(What to do): Copy every line from the records below that holds the word "بازارهای".

[Dataset items]

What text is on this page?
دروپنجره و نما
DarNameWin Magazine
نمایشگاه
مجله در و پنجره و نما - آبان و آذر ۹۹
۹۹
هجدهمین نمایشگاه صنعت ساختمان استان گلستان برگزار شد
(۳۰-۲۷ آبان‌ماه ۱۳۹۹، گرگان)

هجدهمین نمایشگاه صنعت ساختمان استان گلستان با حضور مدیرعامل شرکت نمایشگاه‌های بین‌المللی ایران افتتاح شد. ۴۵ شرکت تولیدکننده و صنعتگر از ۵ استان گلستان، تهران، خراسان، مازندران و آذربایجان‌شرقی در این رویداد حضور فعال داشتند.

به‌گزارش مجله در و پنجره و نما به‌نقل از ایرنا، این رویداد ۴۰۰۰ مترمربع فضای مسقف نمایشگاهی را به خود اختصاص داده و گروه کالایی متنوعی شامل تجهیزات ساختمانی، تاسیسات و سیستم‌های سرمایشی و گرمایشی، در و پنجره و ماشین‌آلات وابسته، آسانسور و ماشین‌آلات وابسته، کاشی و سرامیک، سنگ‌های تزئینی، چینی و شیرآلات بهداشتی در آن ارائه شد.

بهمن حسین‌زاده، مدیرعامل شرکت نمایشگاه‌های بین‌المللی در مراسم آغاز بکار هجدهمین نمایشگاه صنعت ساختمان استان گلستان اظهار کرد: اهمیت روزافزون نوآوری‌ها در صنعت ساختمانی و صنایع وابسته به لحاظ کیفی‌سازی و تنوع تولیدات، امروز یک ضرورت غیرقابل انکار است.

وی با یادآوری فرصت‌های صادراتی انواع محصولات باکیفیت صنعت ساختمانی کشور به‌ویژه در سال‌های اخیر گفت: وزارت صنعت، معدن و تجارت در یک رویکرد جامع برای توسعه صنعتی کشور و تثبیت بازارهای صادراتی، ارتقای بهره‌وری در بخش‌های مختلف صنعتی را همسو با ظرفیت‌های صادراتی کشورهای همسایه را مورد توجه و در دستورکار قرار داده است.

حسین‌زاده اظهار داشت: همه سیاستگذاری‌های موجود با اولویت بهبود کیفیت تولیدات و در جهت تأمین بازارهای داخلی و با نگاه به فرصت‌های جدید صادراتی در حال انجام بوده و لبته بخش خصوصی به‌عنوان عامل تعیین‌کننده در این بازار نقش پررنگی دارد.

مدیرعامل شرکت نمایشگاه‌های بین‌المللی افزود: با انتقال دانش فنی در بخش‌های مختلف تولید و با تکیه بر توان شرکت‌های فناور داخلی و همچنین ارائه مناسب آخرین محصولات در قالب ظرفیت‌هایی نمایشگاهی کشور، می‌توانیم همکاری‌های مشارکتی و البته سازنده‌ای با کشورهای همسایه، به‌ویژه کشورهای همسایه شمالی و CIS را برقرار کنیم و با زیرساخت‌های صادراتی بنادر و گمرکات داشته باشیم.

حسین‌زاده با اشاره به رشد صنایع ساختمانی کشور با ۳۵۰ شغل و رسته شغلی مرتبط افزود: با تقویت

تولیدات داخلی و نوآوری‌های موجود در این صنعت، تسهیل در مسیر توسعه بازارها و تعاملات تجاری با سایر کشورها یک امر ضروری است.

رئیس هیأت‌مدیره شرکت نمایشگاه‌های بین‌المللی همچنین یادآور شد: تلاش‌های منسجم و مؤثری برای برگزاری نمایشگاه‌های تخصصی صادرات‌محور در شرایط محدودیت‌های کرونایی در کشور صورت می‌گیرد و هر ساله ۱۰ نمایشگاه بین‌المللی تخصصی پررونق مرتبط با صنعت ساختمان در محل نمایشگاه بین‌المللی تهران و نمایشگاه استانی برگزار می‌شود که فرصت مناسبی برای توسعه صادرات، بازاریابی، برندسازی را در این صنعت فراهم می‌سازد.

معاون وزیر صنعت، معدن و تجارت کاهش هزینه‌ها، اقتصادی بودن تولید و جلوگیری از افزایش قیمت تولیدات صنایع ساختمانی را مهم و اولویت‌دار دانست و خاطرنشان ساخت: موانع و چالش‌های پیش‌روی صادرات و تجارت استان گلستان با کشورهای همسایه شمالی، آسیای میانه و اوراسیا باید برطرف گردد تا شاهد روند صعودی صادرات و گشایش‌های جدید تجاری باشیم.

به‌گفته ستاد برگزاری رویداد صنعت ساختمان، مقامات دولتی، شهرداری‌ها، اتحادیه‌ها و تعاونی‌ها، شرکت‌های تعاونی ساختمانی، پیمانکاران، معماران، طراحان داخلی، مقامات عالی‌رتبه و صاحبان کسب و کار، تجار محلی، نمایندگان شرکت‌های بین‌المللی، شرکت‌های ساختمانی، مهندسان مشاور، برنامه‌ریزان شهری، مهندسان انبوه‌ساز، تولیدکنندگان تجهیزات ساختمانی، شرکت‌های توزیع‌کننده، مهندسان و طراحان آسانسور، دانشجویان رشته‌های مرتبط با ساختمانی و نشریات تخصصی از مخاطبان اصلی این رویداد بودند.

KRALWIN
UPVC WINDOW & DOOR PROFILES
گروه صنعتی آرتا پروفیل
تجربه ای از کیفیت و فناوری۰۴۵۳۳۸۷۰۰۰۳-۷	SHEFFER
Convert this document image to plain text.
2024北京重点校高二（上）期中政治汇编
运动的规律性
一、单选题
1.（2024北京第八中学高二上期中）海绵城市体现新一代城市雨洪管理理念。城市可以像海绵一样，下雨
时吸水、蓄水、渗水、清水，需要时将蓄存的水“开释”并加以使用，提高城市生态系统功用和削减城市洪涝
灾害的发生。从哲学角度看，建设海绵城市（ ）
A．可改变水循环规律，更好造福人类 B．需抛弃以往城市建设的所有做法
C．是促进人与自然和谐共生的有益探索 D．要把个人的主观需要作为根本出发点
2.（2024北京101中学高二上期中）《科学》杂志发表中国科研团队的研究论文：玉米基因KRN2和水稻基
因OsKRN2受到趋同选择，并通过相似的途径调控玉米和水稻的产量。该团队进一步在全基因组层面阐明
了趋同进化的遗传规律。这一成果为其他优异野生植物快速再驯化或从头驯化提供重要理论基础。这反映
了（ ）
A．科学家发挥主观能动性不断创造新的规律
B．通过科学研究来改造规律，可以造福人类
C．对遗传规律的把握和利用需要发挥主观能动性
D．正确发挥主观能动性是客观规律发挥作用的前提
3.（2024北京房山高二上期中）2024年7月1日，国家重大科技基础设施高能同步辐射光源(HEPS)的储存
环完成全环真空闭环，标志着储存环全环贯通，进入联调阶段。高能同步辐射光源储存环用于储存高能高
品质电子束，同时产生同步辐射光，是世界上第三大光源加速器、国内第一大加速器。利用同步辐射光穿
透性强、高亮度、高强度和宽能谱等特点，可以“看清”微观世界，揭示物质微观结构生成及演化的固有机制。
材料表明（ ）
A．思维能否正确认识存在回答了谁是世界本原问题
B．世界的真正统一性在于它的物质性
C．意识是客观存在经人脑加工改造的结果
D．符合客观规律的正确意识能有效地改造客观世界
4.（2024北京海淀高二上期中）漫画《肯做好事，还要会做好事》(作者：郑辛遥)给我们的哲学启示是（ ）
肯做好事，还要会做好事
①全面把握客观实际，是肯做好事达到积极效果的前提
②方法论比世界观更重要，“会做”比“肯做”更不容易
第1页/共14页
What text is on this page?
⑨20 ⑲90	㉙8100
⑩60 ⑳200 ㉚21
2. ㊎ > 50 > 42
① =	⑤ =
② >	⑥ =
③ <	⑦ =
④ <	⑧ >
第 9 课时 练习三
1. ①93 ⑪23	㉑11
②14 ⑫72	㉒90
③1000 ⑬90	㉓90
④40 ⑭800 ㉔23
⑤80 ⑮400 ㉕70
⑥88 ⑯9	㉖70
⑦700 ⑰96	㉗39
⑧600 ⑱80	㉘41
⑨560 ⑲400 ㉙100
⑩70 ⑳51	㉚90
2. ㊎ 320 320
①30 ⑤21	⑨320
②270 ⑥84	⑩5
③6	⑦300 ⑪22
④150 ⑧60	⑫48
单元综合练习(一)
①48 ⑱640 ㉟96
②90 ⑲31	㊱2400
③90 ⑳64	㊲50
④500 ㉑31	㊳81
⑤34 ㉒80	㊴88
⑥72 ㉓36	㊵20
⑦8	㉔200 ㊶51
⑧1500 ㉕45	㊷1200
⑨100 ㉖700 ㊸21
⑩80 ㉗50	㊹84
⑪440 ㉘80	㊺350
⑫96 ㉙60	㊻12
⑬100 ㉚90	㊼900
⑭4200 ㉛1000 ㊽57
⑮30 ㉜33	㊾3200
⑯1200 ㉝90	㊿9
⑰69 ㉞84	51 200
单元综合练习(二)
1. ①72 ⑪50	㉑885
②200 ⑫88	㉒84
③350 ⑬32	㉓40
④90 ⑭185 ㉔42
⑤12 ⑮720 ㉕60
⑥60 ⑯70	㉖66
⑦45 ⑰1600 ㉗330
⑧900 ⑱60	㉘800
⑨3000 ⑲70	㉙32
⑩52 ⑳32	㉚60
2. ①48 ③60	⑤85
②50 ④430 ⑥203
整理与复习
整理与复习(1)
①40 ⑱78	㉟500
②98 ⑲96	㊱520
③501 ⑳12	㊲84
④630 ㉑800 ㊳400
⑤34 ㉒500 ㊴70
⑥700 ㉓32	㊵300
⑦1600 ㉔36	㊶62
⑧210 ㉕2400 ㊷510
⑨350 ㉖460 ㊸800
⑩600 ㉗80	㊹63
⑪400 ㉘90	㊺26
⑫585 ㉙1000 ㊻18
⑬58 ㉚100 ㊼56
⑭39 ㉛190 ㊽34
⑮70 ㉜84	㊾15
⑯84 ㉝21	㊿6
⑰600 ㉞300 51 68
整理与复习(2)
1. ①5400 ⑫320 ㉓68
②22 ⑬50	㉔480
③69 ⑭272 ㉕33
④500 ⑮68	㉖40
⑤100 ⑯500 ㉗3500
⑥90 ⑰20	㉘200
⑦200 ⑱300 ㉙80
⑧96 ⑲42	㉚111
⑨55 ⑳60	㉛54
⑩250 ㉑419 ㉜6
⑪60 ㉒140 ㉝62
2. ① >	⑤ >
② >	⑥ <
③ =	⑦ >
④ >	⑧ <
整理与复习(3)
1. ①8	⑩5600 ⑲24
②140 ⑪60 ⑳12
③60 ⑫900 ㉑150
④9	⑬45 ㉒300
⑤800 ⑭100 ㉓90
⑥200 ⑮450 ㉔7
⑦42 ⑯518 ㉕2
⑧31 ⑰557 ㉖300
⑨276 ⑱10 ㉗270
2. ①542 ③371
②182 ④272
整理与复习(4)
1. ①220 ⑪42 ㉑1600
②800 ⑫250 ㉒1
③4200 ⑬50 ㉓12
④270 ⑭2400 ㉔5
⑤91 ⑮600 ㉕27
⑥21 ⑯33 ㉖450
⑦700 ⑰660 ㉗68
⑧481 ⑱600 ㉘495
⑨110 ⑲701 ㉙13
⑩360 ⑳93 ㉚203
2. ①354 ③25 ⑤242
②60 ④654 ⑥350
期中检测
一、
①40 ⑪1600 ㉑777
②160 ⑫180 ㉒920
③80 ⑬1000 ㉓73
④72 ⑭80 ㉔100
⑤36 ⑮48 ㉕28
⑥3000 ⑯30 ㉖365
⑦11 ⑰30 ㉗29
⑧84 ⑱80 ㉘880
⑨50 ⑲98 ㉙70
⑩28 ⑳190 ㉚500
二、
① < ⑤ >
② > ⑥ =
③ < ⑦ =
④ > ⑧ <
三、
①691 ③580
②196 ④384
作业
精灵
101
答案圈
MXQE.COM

(Completed exercise):
وی با یادآوری فرصت‌های صادراتی انواع محصولات باکیفیت صنعت ساختمانی کشور به‌ویژه در سال‌های اخیر گفت: وزارت صنعت، معدن و تجارت در یک رویکرد جامع برای توسعه صنعتی کشور و تثبیت بازارهای صادراتی، ارتقای بهره‌وری در بخش‌های مختلف صنعتی را همسو با ظرفیت‌های صادراتی کشورهای همسایه را مورد توجه و در دستورکار قرار داده است.
حسین‌زاده اظهار داشت: همه سیاستگذاری‌های موجود با اولویت بهبود کیفیت تولیدات و در جهت تأمین بازارهای داخلی و با نگاه به فرصت‌های جدید صادراتی در حال انجام بوده و لبته بخش خصوصی به‌عنوان عامل تعیین‌کننده در این بازار نقش پررنگی دارد.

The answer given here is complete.